La pittura di Orlando sembra avvertire, nelle sue inflessioni più stravolte e dolenti, la pressione psicologica di questa minaccia che ci riguarda tutti. Con ciò non voglio dire che i suoi dipinti non conoscano i segni della speranza. C'è una lunga serie di tele, dal 1997 in avanti, in cui questi segni appaiono con forza crescente, dapprima come un incerto chiarore che annunci l'avvicinarsi dell'alba, poi esplodendo in un trionfo gioioso di colori e di luci. E' possibile cogliere i diversi momenti di questo percorso partendo da quell'affascinante "notturno" che s'intitola Morbido surreale del 1997, cui si può accostare, nello stesso anno, Figura 1, un quadro dalla partitura compositiva particolarmente equilibrata, dove però il colore s'anima nel ductus eccitato della pennellata e si accende, sulla destra, nel fuoco dei gialli e dei rossi. Segue un sereno intermezzo di composizioni dove intervengono spesso ordinate geometrie a sedare il tumulto dei colori o a contrappuntare, come in Mondosub del 2000, la fluttuante instabilità di paesaggi sottomarini. E, infine, Ricerca 3 e Furore astratto del 2001 celebrano il trionfo dell'esultante gestualità della pennellata, spinta dal desiderio di inventarsi uno spazio in cui poter effondere la gioiosa vitalità del colore: aperture, forse, su altri scenari di vita cui nessuno può chiederci di rinunciare.

■ Il compito ■
Secondo il testo sulla pittura di Orlando, che cosa spinge la pennellata in Ricerca 3 e Furore astratto del 2001? Rispondi in una o due frasi.

■ Dati forniti ■
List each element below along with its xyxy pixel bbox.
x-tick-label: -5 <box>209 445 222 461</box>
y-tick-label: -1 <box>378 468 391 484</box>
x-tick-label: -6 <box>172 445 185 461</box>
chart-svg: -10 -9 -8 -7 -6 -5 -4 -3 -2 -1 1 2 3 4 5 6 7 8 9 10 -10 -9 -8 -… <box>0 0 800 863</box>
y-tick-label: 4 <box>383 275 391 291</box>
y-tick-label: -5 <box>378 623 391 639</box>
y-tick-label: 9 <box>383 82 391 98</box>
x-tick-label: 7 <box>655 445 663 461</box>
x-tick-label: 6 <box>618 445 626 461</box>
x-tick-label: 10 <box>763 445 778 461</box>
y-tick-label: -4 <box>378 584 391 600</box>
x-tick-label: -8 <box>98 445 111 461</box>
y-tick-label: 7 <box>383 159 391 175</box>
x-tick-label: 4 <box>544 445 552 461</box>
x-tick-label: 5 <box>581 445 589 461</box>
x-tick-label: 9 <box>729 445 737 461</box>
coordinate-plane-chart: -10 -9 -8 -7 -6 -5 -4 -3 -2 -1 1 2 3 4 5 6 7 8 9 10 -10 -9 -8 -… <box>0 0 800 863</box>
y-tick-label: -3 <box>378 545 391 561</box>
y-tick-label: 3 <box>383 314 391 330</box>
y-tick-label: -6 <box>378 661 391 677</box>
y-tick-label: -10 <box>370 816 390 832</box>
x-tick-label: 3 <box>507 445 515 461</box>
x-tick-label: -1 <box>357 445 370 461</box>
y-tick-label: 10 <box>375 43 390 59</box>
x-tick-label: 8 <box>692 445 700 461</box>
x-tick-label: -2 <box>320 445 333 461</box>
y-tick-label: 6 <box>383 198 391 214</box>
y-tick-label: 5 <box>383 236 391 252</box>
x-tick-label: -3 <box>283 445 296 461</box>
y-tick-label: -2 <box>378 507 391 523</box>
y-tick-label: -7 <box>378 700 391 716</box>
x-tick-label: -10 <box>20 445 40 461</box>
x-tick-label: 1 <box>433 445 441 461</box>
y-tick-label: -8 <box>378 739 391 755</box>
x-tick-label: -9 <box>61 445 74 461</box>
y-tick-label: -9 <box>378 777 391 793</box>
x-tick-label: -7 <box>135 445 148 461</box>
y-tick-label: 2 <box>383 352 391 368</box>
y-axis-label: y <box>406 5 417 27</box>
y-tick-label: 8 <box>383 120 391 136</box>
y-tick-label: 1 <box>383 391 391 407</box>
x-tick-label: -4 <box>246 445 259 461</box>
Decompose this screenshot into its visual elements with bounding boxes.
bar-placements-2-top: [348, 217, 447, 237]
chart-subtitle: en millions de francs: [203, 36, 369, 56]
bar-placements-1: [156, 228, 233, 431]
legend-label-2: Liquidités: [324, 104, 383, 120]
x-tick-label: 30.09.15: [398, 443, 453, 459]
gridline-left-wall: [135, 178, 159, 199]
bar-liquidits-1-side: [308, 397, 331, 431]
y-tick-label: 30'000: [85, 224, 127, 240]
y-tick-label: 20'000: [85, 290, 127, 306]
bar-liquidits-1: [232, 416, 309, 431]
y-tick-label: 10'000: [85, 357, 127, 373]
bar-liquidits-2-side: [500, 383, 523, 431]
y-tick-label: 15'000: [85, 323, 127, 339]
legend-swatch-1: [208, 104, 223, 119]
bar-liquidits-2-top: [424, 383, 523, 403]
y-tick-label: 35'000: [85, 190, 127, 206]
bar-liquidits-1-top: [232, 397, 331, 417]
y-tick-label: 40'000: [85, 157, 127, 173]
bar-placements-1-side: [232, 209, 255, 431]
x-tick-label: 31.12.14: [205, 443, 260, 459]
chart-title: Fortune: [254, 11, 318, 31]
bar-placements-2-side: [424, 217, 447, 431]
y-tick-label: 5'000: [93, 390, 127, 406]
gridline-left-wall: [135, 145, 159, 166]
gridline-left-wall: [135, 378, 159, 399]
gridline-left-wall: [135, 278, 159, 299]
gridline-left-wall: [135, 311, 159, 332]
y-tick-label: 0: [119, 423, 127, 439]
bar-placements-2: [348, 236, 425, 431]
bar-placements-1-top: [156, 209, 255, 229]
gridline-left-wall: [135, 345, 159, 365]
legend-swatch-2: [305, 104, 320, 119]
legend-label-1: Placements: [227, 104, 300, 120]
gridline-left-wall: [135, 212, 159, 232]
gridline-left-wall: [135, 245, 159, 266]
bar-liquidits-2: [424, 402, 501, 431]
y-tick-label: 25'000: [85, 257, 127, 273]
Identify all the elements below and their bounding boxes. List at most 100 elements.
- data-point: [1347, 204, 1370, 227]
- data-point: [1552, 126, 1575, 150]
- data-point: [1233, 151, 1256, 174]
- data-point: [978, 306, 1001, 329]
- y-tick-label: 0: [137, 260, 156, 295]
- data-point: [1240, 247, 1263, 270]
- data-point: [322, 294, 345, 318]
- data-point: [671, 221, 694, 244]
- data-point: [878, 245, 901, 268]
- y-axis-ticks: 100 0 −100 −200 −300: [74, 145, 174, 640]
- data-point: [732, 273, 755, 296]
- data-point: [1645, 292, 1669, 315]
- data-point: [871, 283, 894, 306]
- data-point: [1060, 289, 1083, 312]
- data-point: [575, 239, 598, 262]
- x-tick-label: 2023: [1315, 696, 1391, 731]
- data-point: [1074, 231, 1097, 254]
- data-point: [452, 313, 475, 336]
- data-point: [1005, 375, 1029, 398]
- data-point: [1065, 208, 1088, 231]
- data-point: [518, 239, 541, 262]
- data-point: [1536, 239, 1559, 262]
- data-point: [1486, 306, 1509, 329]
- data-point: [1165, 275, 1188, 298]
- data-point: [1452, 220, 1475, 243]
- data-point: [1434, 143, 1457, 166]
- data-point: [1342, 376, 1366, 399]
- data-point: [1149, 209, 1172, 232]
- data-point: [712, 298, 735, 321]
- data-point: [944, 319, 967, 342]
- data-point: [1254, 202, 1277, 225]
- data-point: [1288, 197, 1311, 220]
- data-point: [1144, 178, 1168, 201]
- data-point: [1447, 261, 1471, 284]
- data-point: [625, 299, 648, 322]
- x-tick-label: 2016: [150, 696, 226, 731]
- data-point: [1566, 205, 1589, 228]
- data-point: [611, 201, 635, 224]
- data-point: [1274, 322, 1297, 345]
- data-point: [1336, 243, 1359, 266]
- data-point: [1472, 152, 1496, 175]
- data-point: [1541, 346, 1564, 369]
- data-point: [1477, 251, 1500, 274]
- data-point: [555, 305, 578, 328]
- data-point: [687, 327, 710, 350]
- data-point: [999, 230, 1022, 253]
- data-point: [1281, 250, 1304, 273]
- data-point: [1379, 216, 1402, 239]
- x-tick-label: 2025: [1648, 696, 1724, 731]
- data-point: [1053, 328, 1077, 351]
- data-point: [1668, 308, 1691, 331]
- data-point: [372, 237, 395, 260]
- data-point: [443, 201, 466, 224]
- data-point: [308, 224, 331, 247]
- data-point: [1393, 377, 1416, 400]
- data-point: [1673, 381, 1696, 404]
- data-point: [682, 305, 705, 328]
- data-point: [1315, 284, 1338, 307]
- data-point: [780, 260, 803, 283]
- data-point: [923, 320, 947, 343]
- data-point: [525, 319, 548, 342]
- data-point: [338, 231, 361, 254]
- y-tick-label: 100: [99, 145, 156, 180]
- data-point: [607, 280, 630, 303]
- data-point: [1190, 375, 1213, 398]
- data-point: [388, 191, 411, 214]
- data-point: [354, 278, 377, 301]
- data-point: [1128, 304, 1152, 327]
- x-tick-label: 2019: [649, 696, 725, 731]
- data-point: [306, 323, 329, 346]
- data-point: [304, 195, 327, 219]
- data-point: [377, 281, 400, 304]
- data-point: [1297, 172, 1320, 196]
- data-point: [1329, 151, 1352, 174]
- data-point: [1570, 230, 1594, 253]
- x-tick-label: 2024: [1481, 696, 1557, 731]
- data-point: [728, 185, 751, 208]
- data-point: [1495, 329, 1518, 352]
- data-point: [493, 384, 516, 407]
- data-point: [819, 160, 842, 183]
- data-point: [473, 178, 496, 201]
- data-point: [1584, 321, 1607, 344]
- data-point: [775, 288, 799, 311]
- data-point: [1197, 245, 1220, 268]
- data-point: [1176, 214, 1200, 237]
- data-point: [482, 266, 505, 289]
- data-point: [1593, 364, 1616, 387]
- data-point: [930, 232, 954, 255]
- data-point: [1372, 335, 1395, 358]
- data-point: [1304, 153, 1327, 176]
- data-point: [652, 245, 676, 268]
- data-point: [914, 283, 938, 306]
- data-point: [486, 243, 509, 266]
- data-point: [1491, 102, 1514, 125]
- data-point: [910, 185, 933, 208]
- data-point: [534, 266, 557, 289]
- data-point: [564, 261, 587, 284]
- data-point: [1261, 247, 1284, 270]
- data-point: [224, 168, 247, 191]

■ La soluzione ■
La spinge il desiderio di inventarsi uno spazio in cui poter effondere la gioiosa vitalità del colore.